── PROVIDED MATERIAL ──

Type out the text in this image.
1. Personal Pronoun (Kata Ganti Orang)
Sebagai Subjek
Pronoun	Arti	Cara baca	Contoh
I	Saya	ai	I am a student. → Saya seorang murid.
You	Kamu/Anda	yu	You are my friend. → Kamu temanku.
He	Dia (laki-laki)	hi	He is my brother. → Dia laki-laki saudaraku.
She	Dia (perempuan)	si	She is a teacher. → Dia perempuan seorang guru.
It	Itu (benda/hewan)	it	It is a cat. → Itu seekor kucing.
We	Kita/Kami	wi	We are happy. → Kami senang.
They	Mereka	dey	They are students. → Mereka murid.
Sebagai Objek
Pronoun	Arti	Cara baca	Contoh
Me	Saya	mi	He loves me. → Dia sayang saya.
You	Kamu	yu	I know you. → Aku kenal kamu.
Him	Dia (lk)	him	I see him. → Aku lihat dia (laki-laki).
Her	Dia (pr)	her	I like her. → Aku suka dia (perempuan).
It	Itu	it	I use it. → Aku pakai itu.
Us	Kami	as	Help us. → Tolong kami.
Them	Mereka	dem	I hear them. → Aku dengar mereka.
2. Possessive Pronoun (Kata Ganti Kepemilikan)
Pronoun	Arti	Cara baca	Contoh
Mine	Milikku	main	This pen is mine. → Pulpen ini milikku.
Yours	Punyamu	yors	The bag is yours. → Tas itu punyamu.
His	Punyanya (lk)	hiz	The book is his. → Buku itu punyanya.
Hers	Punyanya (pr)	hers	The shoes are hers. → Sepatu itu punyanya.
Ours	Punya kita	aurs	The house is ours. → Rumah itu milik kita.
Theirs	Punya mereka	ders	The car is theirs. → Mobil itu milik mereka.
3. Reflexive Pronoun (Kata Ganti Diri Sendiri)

───

#### TASK GOAL
Go over the records above line by line and count those holding the word "seorang". Reply only with the number.

#### OUTPUT BELOW
2